SET EXERCISE
For each statement below, say yes or no depending on whether it agrees with the pattern notes, and quote the words from the notes that decide it. (a) All measurements in the charts are given in inches. (b) Each crochet round ends with 1 slip stitch in the 3rd chain from the beginning of the round. (c) The first double crochet on each round is replaced with 3 chains.

TEXT EXCERPT
----------------------------------------

NOTE: This pattern is written in American English. All measurements in charts are in cm. For conversion from inches to cm - click here. There are different terms for crocheting in American and British English. If this pattern includes crochet, click for "crochet terms" here. For this pattern in British English, please click here.
NEW BALL OF YARN TIP:
To make the color transitions in Delight neat when starting a new ball of yarn it is important to use a ball beg with the same shade as finished the previous ball

CROCHET INFO:
Replace first dc on each round with 3 ch. Finish each round with 1 sl st in 3rd ch from beg of round.

DECREASING TIP (applies to gloves).

----------------------------------------

DATASET RECORDS
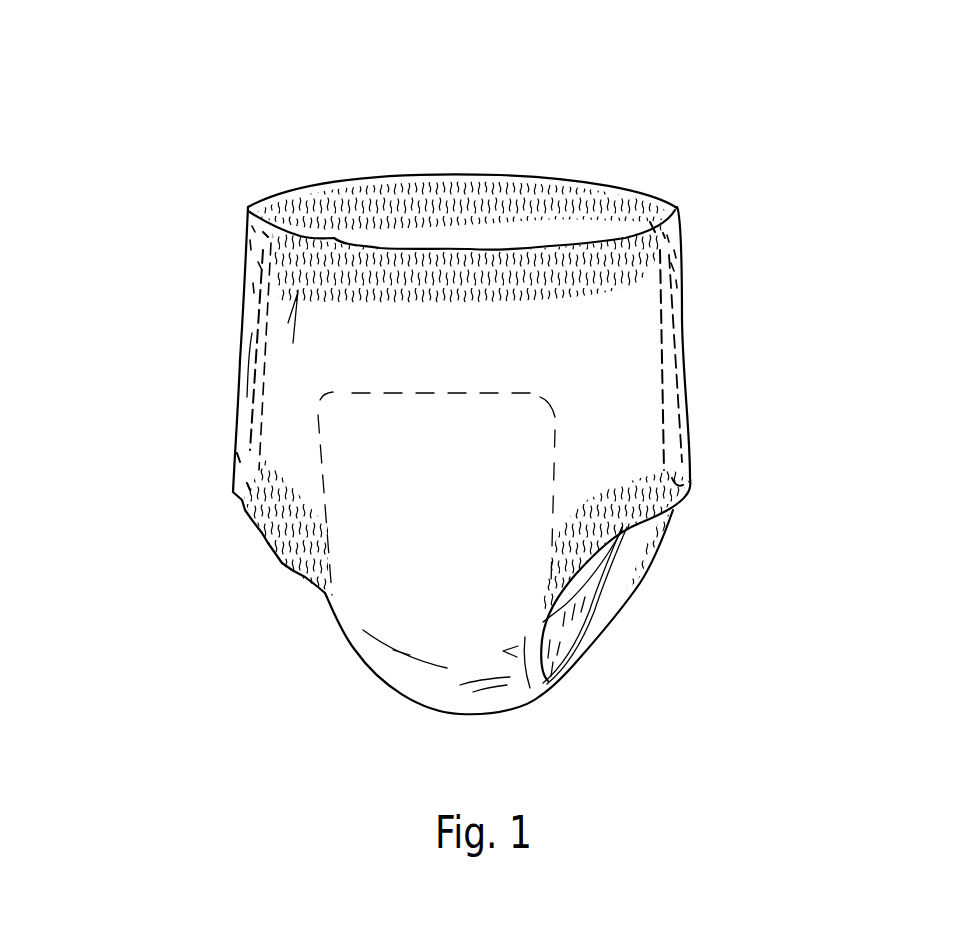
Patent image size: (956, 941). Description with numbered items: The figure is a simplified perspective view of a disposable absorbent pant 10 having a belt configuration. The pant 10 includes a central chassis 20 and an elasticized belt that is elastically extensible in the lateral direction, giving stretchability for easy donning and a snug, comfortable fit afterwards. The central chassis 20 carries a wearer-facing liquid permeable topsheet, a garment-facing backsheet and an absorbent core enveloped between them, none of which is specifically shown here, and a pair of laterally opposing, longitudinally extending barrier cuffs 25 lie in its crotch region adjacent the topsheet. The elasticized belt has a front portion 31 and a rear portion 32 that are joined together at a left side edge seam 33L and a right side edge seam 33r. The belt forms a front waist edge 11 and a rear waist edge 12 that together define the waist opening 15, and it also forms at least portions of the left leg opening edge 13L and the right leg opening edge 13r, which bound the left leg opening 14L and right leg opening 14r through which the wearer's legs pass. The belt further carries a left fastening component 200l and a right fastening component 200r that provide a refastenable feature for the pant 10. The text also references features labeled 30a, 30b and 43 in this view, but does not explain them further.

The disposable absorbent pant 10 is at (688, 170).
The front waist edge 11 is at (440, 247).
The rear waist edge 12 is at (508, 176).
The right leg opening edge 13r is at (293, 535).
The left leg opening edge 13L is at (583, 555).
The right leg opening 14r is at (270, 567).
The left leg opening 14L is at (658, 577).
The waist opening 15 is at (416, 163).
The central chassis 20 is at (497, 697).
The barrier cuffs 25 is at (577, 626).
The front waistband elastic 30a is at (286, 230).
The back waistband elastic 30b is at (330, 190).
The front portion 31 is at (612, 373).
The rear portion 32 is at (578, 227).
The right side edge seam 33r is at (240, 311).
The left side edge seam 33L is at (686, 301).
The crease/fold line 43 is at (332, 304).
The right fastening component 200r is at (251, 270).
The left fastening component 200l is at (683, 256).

----------------------------------------

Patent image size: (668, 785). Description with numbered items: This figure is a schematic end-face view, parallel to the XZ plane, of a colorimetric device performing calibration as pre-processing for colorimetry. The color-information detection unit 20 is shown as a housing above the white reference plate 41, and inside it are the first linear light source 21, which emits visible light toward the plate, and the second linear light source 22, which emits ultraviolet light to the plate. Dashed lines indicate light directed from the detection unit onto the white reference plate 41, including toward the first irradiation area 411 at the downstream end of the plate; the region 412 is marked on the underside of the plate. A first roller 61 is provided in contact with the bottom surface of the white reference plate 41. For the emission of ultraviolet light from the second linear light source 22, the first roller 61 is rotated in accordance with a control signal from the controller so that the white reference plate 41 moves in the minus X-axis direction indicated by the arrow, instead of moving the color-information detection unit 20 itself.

----------------------------------------

RESPONSE BELOW
(a) No: "All measurements in charts are in cm."
(b) Yes: "Finish each round with 1 sl st in 3rd ch from beg of round."
(c) Yes: "Replace first dc on each round with 3 ch."